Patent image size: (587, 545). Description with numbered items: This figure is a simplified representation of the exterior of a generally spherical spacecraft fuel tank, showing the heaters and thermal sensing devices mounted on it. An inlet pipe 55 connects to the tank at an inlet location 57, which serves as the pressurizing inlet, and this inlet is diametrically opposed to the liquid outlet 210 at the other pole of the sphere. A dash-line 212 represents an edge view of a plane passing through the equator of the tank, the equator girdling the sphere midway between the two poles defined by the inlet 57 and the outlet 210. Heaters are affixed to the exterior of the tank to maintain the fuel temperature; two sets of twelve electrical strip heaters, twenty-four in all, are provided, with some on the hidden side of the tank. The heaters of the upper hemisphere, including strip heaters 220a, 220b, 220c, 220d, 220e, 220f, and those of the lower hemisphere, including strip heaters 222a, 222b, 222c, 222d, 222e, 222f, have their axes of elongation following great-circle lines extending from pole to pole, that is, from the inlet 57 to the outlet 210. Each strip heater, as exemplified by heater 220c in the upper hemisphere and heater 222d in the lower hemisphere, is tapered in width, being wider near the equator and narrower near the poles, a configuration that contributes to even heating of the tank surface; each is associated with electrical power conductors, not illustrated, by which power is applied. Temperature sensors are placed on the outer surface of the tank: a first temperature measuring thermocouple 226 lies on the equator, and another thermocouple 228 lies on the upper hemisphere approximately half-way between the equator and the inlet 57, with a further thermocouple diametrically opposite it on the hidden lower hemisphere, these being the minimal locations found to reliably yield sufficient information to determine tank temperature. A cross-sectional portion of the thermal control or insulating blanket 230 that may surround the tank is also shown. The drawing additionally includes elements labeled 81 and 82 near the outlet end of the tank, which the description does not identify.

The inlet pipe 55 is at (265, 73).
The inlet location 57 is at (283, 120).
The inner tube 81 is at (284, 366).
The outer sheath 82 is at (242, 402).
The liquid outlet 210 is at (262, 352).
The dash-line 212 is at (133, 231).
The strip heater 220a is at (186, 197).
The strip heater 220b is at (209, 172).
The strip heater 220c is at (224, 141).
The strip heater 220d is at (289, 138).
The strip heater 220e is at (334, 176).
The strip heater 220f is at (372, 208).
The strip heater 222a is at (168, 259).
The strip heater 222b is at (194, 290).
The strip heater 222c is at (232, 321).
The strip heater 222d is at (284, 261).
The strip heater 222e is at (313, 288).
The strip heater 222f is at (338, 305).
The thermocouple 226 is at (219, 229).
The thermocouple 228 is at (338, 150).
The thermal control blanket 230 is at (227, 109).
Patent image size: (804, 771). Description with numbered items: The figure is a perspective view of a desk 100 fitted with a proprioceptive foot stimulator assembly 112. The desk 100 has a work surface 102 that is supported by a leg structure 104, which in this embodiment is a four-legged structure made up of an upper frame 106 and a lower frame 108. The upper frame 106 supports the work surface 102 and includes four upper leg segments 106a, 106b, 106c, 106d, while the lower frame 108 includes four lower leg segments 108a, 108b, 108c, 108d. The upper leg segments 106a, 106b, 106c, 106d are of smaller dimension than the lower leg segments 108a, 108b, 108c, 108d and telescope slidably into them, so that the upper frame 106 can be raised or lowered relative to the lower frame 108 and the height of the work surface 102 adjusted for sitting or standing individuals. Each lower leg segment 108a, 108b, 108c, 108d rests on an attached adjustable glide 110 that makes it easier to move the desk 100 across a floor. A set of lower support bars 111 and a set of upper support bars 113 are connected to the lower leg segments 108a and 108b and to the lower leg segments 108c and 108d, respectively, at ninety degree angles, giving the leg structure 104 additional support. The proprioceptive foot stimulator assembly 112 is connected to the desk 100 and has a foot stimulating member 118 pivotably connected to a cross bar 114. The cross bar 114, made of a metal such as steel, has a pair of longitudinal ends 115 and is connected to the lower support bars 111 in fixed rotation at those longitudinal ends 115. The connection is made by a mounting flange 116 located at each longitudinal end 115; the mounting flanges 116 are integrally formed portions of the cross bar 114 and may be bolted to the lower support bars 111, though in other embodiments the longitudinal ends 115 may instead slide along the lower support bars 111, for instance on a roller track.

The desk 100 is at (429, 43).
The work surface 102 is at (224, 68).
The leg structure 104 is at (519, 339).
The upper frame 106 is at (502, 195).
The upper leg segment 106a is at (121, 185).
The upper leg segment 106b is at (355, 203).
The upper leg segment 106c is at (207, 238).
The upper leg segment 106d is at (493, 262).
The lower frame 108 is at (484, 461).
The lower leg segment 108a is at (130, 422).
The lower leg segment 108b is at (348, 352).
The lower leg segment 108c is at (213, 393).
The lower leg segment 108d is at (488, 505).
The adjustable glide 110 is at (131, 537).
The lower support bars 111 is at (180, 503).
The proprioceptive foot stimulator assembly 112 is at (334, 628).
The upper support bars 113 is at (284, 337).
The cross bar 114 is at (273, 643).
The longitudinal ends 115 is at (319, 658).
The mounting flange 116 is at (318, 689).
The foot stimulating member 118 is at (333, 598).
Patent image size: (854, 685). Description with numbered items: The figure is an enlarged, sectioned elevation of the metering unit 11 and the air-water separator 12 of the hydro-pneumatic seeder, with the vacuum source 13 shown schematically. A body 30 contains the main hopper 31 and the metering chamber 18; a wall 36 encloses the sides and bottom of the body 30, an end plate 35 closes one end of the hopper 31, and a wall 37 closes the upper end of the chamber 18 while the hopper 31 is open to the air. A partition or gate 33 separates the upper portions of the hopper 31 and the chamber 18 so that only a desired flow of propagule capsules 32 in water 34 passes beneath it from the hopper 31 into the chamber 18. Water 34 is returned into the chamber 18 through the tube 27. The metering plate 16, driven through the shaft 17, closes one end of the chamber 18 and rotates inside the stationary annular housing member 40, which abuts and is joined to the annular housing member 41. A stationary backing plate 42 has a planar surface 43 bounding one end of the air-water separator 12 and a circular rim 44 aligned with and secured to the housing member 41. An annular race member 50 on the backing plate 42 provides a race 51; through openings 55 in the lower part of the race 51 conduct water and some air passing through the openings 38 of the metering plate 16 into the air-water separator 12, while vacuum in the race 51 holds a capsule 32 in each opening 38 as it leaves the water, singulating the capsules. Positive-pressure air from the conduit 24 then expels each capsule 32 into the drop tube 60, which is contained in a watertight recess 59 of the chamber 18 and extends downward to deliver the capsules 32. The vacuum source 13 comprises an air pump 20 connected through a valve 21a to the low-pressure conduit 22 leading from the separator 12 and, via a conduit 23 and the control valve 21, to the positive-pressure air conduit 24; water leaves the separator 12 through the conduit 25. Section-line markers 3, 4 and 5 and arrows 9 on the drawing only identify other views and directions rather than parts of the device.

§ **Aim of the exercise**
Copy out, unchanged, the part of the records that opens with the line containing "Patent image size: (804, 771)." and closes with the line containing "The work surface 102 is at (224, 68).".

§ **Exercise answer**
Patent image size: (804, 771). Description with numbered items: The figure is a perspective view of a desk 100 fitted with a proprioceptive foot stimulator assembly 112. The desk 100 has a work surface 102 that is supported by a leg structure 104, which in this embodiment is a four-legged structure made up of an upper frame 106 and a lower frame 108. The upper frame 106 supports the work surface 102 and includes four upper leg segments 106a, 106b, 106c, 106d, while the lower frame 108 includes four lower leg segments 108a, 108b, 108c, 108d. The upper leg segments 106a, 106b, 106c, 106d are of smaller dimension than the lower leg segments 108a, 108b, 108c, 108d and telescope slidably into them, so that the upper frame 106 can be raised or lowered relative to the lower frame 108 and the height of the work surface 102 adjusted for sitting or standing individuals. Each lower leg segment 108a, 108b, 108c, 108d rests on an attached adjustable glide 110 that makes it easier to move the desk 100 across a floor. A set of lower support bars 111 and a set of upper support bars 113 are connected to the lower leg segments 108a and 108b and to the lower leg segments 108c and 108d, respectively, at ninety degree angles, giving the leg structure 104 additional support. The proprioceptive foot stimulator assembly 112 is connected to the desk 100 and has a foot stimulating member 118 pivotably connected to a cross bar 114. The cross bar 114, made of a metal such as steel, has a pair of longitudinal ends 115 and is connected to the lower support bars 111 in fixed rotation at those longitudinal ends 115. The connection is made by a mounting flange 116 located at each longitudinal end 115; the mounting flanges 116 are integrally formed portions of the cross bar 114 and may be bolted to the lower support bars 111, though in other embodiments the longitudinal ends 115 may instead slide along the lower support bars 111, for instance on a roller track.

The desk 100 is at (429, 43).
The work surface 102 is at (224, 68).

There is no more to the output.